**Task instructions**
Copy each line that contains the string "What".

Data records
┌────────

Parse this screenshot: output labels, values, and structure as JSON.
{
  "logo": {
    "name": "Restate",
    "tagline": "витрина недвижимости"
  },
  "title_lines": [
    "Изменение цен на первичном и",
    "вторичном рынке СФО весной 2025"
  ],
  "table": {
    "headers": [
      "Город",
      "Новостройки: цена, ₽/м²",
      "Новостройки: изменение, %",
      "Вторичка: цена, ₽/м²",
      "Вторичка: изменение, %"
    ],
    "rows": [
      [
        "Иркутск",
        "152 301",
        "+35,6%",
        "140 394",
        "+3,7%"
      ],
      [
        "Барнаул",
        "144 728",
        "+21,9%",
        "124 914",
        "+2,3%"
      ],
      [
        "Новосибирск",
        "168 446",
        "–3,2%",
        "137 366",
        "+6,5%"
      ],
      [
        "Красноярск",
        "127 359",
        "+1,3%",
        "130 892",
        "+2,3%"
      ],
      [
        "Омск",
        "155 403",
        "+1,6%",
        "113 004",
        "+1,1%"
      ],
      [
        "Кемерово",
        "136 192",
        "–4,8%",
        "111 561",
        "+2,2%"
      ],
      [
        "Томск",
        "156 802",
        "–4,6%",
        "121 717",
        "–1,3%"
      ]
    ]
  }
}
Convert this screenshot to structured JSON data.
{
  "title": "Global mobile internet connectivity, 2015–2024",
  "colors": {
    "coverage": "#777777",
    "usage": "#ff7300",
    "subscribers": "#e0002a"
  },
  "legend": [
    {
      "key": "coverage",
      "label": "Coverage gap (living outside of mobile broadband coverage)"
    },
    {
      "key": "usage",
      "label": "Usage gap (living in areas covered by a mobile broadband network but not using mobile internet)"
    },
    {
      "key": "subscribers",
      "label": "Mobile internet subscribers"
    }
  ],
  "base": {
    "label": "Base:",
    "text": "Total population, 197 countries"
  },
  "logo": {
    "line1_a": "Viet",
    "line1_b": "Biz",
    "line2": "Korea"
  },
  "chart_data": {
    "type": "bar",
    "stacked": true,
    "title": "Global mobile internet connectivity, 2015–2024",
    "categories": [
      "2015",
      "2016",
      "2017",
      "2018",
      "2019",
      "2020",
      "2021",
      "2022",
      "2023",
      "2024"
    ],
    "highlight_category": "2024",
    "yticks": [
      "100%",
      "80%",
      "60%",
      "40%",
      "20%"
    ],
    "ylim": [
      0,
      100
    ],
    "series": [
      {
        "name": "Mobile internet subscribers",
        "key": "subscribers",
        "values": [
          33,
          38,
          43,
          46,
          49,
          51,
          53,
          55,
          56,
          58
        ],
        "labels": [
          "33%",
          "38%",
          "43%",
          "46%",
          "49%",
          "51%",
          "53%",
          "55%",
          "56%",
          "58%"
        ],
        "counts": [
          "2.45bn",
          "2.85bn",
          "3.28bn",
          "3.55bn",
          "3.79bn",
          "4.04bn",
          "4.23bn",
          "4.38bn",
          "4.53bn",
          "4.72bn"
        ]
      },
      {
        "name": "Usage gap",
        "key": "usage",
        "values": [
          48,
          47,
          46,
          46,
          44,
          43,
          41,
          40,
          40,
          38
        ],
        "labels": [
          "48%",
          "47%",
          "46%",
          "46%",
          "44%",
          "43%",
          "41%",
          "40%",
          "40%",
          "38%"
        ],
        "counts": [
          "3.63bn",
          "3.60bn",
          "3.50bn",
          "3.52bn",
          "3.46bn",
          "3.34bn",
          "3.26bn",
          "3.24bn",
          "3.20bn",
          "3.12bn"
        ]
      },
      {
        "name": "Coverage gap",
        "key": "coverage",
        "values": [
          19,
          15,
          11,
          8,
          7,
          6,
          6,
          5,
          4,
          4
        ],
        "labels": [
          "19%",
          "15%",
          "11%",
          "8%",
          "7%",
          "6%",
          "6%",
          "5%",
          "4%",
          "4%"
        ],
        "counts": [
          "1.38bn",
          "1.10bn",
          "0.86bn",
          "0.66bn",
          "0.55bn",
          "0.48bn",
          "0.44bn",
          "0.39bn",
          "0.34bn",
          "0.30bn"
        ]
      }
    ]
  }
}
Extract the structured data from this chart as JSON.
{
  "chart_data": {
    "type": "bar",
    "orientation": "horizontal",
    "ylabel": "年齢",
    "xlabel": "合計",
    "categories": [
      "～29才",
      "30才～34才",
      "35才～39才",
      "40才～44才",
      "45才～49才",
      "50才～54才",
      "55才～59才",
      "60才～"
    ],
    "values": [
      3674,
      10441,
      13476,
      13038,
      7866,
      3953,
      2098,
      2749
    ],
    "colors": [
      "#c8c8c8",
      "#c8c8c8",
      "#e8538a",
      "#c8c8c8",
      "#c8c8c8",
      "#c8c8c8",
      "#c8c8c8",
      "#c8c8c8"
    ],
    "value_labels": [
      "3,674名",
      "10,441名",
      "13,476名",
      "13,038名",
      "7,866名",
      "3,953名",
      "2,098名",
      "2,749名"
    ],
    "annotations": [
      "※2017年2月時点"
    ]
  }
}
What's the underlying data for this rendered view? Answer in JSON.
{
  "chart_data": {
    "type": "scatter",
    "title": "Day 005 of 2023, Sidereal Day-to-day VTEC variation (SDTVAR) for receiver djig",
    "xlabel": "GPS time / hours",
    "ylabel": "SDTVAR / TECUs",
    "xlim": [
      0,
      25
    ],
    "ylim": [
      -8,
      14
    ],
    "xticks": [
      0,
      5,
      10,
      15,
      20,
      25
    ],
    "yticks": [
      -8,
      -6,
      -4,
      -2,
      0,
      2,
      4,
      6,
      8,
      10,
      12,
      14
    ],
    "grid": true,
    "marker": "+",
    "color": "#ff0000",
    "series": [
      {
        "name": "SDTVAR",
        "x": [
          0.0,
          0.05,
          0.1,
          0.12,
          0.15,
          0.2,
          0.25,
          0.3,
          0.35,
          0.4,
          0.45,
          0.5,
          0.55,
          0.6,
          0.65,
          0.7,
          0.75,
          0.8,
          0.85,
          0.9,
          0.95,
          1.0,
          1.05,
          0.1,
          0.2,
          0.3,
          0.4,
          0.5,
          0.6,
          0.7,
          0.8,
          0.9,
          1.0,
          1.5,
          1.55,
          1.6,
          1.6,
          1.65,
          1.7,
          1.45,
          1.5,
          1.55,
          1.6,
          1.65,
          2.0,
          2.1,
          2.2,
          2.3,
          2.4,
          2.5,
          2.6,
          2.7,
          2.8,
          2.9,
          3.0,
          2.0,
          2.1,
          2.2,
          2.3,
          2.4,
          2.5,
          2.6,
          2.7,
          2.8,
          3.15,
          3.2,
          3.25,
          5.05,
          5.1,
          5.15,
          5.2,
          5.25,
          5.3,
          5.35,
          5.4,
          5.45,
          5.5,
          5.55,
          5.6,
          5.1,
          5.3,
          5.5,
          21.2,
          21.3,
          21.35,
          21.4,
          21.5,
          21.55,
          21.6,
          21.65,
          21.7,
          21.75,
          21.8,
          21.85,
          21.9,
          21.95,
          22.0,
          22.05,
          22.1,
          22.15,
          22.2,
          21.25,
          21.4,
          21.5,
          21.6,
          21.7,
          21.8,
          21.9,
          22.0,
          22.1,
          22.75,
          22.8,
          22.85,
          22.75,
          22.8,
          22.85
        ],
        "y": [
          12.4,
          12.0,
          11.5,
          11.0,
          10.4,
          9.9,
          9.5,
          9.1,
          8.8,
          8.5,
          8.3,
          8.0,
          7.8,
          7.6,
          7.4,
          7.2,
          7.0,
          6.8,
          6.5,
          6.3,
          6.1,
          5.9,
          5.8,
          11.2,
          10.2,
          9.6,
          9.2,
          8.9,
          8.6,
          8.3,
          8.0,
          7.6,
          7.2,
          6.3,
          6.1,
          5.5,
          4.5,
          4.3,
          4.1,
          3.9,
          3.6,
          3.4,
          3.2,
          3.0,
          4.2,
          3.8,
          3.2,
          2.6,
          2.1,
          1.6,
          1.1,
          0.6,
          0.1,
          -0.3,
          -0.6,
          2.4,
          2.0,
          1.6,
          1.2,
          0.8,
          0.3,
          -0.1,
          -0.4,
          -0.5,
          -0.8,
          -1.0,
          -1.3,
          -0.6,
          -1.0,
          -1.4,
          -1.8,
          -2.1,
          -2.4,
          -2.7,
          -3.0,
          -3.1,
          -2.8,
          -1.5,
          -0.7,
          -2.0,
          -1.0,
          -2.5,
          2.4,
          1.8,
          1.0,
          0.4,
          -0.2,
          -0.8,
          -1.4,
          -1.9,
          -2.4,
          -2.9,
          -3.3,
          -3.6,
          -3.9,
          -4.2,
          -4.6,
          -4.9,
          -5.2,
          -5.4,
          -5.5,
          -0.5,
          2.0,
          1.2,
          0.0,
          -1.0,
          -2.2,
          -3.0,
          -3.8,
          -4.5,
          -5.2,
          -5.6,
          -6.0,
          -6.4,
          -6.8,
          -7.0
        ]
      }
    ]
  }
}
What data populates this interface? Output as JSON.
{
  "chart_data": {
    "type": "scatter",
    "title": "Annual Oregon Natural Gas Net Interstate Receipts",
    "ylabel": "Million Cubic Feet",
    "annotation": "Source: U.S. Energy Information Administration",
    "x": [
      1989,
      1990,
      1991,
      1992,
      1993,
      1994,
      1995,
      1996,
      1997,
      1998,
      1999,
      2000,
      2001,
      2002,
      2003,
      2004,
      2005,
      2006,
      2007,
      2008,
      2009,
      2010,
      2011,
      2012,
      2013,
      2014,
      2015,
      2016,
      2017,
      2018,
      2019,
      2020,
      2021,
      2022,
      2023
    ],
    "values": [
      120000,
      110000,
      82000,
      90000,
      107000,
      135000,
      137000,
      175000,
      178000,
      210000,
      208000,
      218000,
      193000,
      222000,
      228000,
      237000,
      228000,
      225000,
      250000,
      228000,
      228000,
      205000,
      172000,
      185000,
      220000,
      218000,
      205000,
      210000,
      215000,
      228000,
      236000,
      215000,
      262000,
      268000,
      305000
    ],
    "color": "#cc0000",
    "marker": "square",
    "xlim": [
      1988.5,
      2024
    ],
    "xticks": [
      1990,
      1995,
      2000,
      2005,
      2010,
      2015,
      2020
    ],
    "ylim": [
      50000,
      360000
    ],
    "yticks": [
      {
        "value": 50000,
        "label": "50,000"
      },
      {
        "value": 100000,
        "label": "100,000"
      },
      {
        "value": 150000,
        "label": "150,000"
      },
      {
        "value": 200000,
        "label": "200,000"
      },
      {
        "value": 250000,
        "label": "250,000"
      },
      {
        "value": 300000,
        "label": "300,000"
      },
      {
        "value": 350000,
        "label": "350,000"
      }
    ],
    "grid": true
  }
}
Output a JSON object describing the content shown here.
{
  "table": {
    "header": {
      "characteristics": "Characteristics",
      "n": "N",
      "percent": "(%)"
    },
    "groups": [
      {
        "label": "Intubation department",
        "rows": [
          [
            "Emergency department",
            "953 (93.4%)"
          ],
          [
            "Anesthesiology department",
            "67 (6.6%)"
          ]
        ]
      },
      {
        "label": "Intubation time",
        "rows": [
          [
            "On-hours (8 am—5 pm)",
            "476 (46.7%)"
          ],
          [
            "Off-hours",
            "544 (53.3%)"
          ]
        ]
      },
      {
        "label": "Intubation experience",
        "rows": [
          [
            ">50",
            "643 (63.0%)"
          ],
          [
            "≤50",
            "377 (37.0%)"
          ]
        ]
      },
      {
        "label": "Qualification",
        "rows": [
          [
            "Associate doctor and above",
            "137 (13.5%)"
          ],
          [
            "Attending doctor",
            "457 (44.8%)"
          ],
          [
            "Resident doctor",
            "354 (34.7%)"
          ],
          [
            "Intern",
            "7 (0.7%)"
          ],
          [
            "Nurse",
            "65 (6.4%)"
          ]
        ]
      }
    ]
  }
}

└────────

**The response**
What's the underlying data for this rendered view? Answer in JSON.
What data populates this interface? Output as JSON.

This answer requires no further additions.